PASSAGE SHOWN:

For decades, physicians have been aware of the problems that occur when patients fail to adhere to their glaucoma medication regimes,1 as inconsistent drop application results in loss of intraocular pressure (IOP) control, allowing glaucoma to progress. There are many reasons for drop compliance problems, including patient forgetfulness or inability to apply drops properly, cost, supply chain or patient travel challenges, pharmacophobia, and frustration with side effects. Because topical treatment for glaucoma remains a mainstay of the treatment paradigm, alternate ways to ensure medication compliance and reduce untoward side effects have been on the radar for many years.
Pilocarpine, the original drug used to treat glaucoma, requires administration 3 to 4 times a day and is associated with side effects including miosis, brow ache, and blurred vision. To mitigate the dosing schedule and reduce symptoms, slow-release versions of this medication began to be offered in the 1970s, such as pilocarpine hydrochloride ophthalmic gel 4% (Pilopine HS, Alcon) and the pilocarpine ophthalmic ocular insert system (Ocusert Pilo, Alza Corp). These did not take hold. Pilocarpine gel could be irritating to the eye and difficult to administer. The ocular insert could also be difficult to place and often fell out. However, these treatments helped to pave the way for subsequent efforts to provide sustainable, consistent drug delivery, including punctal plugs and a bimatoprost-eluting corneal ring.
Intraocular drug delivery offers several advantages over these earlier approaches. Inserts can sustain drug delivery over a long period of time, ensuring that medication reaches the eye consistently. In addition, the tolerability of these systems should not be understated. By avoiding higher concentrations and chronic repetitive doses of topical agents, intraocular drug delivery systems can increase patients’ ocular comfort and reduce adverse external reactions, such as redness, irritation, orbital fat atrophy, or changes in iris color.
Current Drug Delivery Systems
In 2020, the US Food and Drug Administration approved the Durysta bimatoprost intracameral implant (AbbVie), making a viable intraocular drug-delivery platform available. Durysta, although variable in duration of action from 4 months and longer, showed excellent patient acceptance. One of the more significant findings was less ocular irritation, redness, and lid edema noticed by patients in the eyes with the intracameral device.2 Many patients began to realize that all along they had been living with chronic irritation due to the topical agent as compared with the intraocular depot. And this made sense, because the total dose of bimatoprost in a single Durstya implant is 10 µg, which is similar to the dose in each single drop of Lumigan (bimatoprost ophthalmic solution) 0.01% (AbbVie) applied to the ocular surface. However, over a 4-month period, the cumulative total dose of Lumigan to the ocular surface with would be approximately 720 µg as compared to 10 µg in Durysta.
Recent studies have shown that the duration of action of the Durysta implant could be far longer in some patients, suggesting a remodeling of the outflow pathways with consistent intraocular administration. Depending the severity of the POAG with mild lasting far longer as compared to severe, duration has lasted from as little as 4 months to as long as a year.3 As far as adherence to the treatment schedule, the use of Durysta in the Native American population in Oklahoma has been shown to be well accepted by these patients, who often live extremely far away from pharmacies and medical care.4
Most recently, the FDA has approved the iDose TR system, a tiny canister implanted intracamerally in the angle which releases travoprost over a 2-year duration at a consistent level. This device avoids any trough and peak associated with topical drop therapy and avoids external adverse reactions, such as redness or irritation. No incidents of iris color change or periorbital fat atrophy have been reported. Complications with implantation were rare and no devices needed to be explanted. No device has had to be removed for adverse reaction and no endothelial cell loss occurred over a 5-year period of time even when the device was exchanged in 44 patients and then rechecked at 5 years.

THINGS TO DO:
A – In the glaucoma drug delivery passage, in what year did the US Food and Drug Administration approve the Durysta bimatoprost intracameral implant?
B – Write out the stretch of the glaucoma drug delivery passage from "For decades, physicians" through "for many years.".

INFORMATION GIVEN:
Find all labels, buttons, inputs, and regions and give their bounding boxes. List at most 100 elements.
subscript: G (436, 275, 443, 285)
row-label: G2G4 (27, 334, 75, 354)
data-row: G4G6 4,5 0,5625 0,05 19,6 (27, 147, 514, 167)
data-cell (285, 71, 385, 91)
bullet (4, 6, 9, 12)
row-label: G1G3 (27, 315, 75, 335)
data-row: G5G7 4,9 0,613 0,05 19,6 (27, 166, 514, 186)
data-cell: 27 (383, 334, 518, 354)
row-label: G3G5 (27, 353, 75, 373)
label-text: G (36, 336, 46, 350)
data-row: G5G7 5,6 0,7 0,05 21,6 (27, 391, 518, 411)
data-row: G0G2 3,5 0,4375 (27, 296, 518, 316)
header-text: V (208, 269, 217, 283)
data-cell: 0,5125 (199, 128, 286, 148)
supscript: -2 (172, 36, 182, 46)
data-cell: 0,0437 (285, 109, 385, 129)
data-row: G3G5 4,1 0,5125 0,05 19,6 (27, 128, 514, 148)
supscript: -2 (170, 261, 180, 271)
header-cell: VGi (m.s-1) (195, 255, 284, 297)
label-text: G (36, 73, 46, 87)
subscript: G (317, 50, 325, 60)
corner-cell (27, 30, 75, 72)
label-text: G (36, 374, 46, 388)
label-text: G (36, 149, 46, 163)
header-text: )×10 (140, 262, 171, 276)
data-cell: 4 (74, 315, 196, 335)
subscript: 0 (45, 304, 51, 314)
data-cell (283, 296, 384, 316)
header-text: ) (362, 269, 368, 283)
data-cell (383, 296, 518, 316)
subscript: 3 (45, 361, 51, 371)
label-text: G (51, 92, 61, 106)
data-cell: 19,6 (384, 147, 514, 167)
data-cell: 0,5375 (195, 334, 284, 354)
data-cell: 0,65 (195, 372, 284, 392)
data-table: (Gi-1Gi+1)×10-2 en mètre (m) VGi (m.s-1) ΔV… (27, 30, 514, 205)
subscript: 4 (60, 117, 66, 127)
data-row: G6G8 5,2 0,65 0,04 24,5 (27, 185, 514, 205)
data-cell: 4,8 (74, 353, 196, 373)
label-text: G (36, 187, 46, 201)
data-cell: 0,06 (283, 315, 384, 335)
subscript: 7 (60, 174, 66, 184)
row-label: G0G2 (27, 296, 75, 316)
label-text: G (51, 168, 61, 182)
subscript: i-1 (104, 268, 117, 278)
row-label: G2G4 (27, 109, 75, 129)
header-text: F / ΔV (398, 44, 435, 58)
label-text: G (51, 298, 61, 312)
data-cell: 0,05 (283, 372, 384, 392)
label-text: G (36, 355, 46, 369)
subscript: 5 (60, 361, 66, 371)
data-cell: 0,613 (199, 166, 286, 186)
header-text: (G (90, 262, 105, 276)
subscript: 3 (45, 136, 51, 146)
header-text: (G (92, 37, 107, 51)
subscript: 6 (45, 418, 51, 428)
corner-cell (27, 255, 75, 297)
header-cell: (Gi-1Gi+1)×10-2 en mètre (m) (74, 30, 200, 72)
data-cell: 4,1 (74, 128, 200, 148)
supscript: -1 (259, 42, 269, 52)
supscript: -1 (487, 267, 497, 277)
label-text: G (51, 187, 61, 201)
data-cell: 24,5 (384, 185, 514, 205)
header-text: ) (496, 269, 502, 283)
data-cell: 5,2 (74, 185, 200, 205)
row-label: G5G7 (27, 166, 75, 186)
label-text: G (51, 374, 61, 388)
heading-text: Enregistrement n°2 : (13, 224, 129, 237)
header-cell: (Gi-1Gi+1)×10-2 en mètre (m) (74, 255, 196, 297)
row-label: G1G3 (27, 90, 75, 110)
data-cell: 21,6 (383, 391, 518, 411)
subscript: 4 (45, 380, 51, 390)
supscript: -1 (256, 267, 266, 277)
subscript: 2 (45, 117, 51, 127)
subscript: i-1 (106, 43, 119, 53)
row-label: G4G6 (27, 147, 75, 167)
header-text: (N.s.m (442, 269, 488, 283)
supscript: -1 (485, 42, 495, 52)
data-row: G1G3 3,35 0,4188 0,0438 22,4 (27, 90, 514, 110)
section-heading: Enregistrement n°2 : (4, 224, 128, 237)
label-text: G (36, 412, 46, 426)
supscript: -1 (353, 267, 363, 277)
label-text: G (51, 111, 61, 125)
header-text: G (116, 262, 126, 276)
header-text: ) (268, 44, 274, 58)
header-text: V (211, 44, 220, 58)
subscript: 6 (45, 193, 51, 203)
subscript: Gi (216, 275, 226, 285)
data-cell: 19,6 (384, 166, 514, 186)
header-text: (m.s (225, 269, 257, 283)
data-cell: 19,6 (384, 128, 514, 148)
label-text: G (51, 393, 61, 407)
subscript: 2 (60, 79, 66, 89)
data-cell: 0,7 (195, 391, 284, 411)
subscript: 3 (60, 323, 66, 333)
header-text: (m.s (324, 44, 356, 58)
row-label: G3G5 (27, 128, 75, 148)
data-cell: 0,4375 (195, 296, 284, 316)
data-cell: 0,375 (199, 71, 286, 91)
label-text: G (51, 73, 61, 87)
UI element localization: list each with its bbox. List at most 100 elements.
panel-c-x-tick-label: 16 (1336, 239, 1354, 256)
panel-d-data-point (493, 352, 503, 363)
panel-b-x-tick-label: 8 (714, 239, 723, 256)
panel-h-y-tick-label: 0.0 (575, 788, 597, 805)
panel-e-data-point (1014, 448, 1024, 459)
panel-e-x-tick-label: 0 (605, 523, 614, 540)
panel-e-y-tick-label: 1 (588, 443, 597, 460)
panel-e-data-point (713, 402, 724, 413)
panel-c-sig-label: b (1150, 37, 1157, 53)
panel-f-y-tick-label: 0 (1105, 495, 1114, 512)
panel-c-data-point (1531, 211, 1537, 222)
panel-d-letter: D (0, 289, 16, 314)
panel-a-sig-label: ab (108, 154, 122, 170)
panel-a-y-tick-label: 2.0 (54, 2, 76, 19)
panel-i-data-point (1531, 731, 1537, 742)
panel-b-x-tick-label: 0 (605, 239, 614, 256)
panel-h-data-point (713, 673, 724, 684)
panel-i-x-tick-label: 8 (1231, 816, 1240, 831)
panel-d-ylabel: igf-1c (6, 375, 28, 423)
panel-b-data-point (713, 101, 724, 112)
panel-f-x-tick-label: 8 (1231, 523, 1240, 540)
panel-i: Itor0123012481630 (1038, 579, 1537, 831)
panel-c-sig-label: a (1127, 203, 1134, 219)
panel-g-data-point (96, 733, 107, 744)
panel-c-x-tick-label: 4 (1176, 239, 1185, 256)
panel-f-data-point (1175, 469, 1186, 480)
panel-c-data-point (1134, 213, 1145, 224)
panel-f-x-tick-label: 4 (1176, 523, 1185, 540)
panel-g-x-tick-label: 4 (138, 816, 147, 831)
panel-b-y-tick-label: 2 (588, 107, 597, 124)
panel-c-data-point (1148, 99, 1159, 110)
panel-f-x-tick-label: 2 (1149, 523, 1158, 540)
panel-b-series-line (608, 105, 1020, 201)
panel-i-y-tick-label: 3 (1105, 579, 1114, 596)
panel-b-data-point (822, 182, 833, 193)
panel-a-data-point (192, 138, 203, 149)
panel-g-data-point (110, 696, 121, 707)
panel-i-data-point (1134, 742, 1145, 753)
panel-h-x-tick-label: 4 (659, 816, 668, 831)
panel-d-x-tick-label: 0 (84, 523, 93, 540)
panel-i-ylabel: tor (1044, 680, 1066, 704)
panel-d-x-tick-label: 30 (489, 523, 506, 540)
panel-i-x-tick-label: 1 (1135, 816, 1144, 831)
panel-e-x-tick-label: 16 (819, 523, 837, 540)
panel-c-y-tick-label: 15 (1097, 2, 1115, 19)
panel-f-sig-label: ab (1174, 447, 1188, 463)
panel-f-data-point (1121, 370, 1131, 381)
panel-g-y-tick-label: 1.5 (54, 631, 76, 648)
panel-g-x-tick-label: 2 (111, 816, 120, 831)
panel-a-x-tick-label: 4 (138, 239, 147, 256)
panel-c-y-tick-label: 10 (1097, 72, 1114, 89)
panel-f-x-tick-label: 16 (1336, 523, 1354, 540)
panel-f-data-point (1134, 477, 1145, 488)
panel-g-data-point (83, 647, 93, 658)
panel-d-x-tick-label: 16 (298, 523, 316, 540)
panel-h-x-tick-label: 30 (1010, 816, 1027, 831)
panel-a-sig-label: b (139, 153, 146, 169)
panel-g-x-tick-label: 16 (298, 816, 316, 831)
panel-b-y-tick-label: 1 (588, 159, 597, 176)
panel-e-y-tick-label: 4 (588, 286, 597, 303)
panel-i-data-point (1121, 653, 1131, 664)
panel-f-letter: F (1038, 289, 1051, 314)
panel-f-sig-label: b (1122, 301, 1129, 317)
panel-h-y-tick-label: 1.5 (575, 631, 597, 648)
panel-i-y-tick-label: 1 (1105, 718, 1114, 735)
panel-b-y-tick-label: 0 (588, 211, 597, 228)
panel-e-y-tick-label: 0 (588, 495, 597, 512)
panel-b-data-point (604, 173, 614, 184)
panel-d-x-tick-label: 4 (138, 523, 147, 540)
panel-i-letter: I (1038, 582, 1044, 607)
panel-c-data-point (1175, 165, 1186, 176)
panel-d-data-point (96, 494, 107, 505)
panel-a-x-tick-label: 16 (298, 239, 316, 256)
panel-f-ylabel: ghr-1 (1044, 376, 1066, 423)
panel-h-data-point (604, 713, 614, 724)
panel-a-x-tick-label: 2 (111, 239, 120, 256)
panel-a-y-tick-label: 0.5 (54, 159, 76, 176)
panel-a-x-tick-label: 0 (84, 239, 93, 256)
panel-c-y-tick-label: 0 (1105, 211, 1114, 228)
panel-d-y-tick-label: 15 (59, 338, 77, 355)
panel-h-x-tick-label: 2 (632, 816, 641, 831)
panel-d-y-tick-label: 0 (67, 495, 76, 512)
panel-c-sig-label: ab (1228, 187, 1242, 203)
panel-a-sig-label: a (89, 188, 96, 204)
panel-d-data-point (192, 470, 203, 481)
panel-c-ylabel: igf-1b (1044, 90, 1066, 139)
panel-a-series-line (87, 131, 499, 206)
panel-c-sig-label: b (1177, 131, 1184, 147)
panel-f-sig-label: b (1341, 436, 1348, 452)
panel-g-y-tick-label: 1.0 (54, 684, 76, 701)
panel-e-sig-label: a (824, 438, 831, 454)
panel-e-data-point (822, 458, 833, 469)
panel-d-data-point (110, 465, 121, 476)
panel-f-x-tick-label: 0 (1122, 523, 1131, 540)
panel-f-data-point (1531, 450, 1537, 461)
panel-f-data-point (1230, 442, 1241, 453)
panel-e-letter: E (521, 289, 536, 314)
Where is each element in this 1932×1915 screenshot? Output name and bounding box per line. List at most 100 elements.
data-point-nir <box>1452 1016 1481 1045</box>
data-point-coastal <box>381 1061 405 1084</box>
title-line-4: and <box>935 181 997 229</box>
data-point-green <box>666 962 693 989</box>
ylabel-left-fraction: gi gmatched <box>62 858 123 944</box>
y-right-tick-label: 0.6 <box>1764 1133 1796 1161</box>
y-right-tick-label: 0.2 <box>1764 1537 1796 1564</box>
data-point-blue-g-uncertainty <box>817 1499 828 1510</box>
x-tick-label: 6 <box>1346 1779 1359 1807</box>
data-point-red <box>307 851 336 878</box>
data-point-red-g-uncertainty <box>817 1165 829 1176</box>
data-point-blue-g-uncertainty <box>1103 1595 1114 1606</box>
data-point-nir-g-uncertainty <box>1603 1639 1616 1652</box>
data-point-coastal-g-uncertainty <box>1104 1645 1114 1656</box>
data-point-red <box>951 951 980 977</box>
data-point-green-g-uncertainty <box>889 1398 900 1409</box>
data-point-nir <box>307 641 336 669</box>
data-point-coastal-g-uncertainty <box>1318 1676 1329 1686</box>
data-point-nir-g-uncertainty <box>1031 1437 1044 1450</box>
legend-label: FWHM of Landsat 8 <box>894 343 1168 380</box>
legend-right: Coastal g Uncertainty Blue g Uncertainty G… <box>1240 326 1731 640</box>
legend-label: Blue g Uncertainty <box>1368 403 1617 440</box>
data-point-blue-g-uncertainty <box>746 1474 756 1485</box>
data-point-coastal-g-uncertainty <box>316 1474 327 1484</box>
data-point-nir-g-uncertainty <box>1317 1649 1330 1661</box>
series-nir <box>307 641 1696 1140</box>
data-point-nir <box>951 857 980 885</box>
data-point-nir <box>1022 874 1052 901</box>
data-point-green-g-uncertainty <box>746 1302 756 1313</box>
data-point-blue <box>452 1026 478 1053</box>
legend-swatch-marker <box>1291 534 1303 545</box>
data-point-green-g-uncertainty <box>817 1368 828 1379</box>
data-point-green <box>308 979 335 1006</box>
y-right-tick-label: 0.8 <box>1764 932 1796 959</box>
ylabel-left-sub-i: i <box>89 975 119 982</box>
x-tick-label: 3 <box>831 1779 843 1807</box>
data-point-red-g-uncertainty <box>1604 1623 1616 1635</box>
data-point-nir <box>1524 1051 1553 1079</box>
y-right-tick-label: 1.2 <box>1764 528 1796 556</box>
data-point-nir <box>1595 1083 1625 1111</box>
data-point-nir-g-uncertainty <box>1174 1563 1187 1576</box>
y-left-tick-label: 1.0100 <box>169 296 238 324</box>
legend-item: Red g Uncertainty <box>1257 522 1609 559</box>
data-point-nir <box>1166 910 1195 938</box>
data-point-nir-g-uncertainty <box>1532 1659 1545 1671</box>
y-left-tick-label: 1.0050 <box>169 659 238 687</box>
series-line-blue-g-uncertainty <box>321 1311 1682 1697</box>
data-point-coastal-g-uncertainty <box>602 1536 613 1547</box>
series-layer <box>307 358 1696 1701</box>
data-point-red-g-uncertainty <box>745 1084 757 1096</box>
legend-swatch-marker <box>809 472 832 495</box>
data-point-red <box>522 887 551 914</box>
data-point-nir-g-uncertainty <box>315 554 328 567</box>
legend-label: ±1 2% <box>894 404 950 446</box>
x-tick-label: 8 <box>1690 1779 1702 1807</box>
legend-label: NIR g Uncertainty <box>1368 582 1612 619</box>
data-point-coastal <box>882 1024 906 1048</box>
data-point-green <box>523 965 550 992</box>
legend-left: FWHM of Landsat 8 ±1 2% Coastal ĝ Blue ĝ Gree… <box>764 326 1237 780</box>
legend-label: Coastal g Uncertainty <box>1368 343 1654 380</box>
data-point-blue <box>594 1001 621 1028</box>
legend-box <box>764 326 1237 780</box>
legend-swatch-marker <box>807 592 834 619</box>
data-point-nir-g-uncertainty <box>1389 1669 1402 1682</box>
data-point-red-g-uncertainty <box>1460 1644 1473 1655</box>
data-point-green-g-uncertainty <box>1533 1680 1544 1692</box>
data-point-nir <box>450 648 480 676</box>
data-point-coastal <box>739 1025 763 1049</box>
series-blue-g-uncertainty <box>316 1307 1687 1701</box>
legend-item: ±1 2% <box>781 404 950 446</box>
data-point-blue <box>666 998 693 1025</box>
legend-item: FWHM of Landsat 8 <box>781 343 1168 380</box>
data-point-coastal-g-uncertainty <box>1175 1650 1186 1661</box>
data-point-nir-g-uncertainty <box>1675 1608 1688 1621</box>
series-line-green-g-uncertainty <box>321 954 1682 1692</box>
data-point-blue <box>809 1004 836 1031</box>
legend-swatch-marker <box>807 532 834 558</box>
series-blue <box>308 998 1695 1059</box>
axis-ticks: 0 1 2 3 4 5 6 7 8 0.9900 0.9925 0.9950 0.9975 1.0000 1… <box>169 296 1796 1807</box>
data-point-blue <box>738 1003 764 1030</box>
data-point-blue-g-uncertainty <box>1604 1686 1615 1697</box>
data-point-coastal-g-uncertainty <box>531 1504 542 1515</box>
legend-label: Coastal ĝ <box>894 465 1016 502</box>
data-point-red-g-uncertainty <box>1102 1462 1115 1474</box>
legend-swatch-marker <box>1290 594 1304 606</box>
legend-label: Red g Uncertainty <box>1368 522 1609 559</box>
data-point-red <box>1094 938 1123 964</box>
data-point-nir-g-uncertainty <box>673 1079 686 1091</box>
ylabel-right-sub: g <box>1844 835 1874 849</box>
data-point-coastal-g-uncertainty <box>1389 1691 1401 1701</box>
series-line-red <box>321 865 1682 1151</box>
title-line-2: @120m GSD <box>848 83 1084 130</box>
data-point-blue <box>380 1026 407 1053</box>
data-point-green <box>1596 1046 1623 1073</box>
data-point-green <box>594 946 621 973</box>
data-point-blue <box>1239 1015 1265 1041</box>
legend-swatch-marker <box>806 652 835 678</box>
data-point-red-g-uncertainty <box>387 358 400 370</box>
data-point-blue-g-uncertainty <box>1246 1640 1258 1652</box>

COMPLETED EXERCISE:
A – 2020

B –
For decades, physicians have been aware of the problems that occur when patients fail to adhere to their glaucoma medication regimes,1 as inconsistent drop application results in loss of intraocular pressure (IOP) control, allowing glaucoma to progress. There are many reasons for drop compliance problems, including patient forgetfulness or inability to apply drops properly, cost, supply chain or patient travel challenges, pharmacophobia, and frustration with side effects. Because topical treatment for glaucoma remains a mainstay of the treatment paradigm, alternate ways to ensure medication compliance and reduce untoward side effects have been on the radar for many years.